* _GIVEN TASK_
Using the records below, report how many lines hold "this", with no extra text.

Records from a data collection
_ _ _ _

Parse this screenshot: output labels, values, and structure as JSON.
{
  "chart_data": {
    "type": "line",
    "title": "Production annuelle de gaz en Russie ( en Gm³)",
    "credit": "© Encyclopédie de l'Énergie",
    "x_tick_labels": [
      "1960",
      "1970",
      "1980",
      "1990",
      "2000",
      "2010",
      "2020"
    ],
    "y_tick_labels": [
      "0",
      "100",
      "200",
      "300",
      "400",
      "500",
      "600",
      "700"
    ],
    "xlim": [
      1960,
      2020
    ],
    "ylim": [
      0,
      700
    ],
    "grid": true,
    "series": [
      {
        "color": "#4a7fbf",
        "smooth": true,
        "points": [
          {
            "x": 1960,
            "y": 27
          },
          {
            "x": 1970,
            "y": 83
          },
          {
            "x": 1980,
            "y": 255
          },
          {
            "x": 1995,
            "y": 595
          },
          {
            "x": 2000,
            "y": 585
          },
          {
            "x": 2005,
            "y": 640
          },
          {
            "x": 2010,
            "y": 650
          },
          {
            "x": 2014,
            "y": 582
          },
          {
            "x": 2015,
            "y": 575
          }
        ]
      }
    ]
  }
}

_ _ _ _

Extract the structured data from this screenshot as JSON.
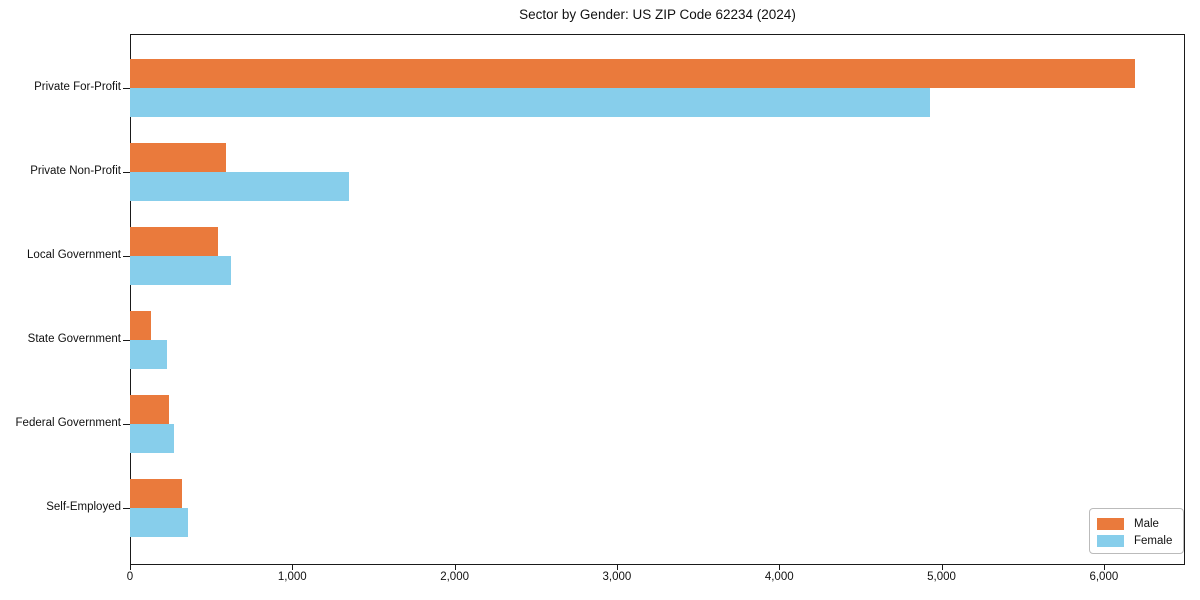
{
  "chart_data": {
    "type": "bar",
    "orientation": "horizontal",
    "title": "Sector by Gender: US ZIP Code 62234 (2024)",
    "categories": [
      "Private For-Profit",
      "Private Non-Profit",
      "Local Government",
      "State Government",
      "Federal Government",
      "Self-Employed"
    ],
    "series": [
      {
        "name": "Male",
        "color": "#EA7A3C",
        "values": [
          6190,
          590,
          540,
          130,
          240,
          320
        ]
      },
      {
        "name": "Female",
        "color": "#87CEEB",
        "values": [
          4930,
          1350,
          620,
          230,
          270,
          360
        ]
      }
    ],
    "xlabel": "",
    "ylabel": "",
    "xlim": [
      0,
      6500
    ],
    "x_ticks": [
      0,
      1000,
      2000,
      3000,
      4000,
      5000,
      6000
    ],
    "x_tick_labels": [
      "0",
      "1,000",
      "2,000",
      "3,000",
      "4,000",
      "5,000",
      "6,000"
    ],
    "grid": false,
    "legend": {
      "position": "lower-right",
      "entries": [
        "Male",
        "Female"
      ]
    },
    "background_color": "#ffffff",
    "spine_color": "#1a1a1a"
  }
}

_ _ _ _

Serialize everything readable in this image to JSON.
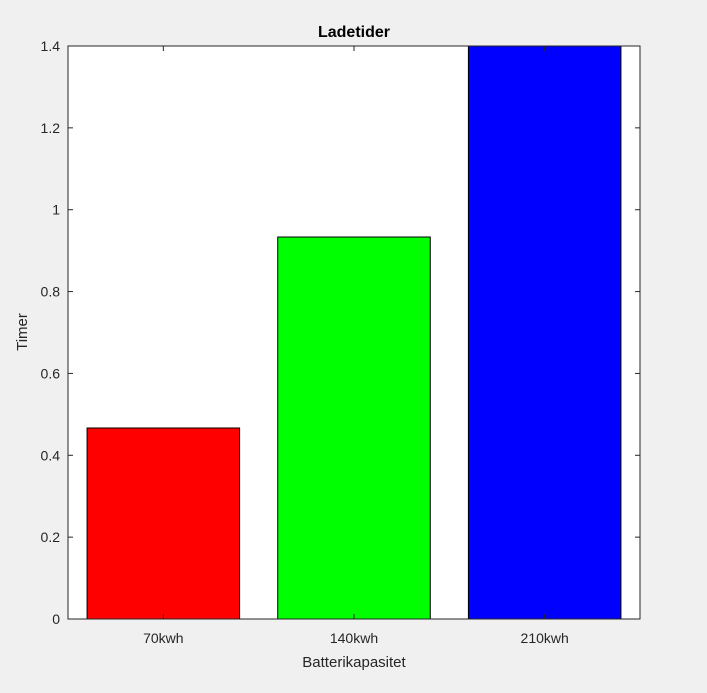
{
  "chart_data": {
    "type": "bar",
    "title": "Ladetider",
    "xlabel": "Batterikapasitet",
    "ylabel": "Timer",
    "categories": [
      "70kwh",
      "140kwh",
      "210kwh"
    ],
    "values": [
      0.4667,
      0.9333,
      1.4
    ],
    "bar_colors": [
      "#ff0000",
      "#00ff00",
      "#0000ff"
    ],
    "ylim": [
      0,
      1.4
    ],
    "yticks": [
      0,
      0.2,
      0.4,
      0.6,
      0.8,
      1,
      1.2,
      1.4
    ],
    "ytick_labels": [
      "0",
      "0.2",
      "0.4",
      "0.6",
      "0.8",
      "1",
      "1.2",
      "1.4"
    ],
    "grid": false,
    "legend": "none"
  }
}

_ _ _ _

* _FULL SOLUTION_
3